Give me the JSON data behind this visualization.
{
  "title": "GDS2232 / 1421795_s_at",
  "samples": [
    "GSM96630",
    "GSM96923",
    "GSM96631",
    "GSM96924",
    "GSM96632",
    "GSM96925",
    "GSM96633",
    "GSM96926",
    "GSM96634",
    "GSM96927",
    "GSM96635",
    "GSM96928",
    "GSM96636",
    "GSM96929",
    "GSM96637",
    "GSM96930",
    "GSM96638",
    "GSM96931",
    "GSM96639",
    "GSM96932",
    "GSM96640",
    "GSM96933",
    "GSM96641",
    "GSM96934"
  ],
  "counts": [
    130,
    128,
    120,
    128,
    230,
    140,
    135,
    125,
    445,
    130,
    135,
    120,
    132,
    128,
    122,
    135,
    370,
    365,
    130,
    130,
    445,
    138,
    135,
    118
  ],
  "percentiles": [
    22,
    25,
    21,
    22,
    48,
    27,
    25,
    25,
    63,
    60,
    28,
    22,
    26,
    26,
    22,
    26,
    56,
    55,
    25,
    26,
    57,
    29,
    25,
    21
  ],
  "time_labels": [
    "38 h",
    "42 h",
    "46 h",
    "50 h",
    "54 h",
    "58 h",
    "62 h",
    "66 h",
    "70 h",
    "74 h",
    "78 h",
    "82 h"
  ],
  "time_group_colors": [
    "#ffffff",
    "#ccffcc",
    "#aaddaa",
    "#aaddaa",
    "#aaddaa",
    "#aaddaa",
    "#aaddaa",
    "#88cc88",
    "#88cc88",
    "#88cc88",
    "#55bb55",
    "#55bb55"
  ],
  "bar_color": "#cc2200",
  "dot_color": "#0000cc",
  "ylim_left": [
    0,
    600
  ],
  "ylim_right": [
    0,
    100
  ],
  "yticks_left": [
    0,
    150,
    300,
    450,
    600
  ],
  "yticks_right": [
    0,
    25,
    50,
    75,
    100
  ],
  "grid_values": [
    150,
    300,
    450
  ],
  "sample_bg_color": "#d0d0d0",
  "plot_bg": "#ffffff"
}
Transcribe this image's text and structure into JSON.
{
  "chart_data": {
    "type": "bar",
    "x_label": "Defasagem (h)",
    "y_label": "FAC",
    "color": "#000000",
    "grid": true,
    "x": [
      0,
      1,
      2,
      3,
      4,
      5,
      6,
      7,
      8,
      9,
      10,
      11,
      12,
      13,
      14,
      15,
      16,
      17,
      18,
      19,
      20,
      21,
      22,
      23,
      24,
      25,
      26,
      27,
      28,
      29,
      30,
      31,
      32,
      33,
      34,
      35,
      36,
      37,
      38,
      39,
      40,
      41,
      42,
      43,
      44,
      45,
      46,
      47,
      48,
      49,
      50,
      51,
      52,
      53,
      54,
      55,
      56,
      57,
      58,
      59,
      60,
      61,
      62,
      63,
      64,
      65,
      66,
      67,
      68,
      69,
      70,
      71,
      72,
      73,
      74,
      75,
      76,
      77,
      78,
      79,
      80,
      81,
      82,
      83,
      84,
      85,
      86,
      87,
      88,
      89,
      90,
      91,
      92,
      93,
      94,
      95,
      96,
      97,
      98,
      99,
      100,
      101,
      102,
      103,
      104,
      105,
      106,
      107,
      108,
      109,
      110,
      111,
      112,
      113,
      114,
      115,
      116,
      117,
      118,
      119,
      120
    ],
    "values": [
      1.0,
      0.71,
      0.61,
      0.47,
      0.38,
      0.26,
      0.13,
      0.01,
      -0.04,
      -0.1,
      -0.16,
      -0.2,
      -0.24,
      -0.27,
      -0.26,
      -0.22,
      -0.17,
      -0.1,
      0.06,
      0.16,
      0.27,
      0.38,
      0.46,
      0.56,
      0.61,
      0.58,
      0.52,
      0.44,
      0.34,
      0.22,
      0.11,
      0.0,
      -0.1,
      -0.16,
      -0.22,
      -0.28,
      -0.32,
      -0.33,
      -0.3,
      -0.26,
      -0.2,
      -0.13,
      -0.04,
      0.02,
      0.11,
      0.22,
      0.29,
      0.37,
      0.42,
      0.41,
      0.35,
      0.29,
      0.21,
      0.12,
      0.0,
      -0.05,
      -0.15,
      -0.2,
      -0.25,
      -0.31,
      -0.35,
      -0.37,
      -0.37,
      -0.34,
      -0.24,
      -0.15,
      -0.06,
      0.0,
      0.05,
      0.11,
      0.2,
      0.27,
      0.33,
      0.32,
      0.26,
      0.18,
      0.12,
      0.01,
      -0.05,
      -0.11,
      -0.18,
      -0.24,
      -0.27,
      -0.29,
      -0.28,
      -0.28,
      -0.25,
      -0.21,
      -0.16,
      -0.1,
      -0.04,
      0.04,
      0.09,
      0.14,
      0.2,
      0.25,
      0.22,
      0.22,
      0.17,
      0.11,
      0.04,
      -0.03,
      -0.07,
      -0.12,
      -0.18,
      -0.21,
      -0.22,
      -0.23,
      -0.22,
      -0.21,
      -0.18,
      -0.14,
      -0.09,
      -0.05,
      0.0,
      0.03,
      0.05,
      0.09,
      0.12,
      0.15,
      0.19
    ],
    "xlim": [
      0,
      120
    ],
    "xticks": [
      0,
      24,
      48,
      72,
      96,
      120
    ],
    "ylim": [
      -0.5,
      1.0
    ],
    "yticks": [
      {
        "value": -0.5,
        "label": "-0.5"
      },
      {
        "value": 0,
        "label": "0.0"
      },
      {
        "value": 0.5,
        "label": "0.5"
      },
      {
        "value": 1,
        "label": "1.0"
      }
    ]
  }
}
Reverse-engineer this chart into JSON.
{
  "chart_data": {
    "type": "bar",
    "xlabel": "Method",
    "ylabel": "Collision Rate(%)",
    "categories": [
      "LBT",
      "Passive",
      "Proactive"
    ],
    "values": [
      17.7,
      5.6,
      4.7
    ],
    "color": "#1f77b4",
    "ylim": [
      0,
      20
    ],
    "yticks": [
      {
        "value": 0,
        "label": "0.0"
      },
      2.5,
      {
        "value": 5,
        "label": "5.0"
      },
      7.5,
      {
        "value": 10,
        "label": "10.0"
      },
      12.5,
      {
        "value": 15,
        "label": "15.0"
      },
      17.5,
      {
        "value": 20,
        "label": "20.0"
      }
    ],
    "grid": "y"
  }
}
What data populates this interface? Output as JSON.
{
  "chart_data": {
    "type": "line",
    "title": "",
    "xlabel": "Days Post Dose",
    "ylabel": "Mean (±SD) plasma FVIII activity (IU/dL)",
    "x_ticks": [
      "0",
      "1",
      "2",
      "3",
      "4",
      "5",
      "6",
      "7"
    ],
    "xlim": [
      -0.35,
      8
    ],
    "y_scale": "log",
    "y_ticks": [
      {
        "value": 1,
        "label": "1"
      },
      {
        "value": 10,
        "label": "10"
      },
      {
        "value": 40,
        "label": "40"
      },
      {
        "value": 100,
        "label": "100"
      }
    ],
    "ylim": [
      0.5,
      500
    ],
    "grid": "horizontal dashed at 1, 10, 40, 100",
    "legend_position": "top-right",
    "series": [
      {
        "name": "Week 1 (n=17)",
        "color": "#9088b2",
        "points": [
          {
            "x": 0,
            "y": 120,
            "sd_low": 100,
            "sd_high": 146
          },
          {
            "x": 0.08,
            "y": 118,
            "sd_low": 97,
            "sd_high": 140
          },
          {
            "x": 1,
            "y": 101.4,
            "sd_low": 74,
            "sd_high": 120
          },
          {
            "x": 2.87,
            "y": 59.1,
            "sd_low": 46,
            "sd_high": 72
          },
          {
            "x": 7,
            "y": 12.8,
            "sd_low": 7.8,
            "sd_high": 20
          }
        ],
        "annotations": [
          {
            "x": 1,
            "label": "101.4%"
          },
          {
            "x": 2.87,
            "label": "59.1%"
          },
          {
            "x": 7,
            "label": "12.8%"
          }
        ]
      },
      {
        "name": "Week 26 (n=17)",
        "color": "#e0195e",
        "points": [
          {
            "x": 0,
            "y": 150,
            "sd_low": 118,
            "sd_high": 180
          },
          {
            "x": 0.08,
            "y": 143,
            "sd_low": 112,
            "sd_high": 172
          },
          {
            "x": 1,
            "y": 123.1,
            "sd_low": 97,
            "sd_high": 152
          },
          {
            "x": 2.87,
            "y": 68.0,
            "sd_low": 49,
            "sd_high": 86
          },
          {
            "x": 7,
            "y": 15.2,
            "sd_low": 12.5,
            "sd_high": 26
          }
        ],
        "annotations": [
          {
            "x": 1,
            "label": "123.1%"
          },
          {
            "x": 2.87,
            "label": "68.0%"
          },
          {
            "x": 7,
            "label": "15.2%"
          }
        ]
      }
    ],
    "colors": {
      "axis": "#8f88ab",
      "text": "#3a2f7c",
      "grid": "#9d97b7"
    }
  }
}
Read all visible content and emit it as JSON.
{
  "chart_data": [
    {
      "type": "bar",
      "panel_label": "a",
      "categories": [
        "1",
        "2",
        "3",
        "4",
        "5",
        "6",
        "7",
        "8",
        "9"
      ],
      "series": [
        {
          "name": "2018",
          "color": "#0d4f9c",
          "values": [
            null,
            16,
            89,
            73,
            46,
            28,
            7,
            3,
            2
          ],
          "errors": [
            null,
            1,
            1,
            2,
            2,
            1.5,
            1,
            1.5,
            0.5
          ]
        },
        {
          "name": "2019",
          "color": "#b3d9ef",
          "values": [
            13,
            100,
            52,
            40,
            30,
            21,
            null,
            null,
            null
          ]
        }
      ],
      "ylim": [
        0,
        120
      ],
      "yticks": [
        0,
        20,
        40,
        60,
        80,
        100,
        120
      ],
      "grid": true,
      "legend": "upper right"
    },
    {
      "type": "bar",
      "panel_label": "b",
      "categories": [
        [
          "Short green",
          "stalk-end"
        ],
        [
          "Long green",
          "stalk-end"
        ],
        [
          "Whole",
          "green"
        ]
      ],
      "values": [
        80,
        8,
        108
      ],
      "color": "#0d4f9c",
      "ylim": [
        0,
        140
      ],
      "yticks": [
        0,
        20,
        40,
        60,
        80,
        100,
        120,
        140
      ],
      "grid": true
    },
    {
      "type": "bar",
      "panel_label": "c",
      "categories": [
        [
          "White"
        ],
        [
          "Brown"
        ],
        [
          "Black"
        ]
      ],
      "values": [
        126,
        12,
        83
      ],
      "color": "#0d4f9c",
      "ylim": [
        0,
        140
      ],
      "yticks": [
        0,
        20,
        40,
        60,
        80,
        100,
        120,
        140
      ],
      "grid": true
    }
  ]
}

::::::::

WHAT TO WORK ON. Report the number of lines that include the string "name"; return nothing but the count.

RESPONSE TO THE TASK. 4